OBJECTIVE
Lines containing the string "包括用户自己的指令" are to be counted. Write only how many there are.

(Items from a data source)
▼
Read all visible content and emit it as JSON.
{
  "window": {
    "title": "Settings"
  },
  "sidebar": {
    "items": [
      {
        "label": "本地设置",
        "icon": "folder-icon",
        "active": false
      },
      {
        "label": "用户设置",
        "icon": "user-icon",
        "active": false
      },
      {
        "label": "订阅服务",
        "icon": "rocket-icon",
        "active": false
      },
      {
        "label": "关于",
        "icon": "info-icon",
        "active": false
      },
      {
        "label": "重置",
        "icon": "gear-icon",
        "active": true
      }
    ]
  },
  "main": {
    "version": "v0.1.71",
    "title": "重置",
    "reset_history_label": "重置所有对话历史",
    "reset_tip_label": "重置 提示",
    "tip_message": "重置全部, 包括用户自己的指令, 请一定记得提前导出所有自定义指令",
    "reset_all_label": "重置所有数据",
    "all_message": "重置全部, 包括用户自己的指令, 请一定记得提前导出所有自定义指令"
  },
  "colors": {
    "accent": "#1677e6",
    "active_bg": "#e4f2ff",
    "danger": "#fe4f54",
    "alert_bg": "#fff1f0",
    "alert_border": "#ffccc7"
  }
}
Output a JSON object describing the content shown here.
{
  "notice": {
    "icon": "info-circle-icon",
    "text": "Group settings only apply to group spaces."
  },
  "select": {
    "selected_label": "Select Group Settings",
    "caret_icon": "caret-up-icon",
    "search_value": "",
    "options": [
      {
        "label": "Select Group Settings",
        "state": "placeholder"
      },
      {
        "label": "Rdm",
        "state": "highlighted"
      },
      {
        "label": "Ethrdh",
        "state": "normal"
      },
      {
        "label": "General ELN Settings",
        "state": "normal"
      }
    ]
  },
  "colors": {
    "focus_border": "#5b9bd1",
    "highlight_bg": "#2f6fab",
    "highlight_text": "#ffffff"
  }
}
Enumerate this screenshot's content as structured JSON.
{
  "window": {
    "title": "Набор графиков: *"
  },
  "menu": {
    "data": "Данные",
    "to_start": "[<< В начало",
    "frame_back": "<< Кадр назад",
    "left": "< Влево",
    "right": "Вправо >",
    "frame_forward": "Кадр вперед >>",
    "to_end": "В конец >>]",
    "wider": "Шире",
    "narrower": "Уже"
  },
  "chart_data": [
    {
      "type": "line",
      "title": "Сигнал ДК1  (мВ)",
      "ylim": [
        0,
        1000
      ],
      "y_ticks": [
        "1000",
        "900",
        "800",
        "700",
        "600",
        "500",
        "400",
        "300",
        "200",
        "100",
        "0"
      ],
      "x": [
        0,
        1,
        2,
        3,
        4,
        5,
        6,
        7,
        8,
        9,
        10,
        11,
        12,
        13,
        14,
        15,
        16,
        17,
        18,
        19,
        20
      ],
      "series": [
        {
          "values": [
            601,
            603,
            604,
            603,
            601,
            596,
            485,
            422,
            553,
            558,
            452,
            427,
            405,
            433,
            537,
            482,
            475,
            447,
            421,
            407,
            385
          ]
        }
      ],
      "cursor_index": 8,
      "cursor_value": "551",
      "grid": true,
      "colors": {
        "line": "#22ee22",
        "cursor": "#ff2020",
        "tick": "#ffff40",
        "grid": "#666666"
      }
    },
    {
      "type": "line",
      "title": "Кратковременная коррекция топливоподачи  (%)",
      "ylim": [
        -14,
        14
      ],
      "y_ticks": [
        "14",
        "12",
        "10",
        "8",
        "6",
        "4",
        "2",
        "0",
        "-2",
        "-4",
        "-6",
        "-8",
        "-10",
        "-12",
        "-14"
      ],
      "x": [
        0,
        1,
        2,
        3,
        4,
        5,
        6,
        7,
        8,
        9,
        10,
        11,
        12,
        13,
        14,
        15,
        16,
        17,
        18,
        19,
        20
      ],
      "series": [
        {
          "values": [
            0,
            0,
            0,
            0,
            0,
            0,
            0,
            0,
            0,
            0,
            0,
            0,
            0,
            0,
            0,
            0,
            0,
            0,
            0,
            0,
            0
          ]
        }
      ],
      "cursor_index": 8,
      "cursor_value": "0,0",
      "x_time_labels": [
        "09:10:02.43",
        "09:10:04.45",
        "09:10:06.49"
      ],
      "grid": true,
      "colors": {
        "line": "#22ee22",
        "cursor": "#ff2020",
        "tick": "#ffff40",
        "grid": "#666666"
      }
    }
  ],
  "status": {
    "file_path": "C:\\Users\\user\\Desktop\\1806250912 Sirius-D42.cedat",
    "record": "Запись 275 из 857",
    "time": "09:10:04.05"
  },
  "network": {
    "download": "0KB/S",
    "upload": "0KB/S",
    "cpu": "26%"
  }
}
▲
RESPONSE TO THE TASK
2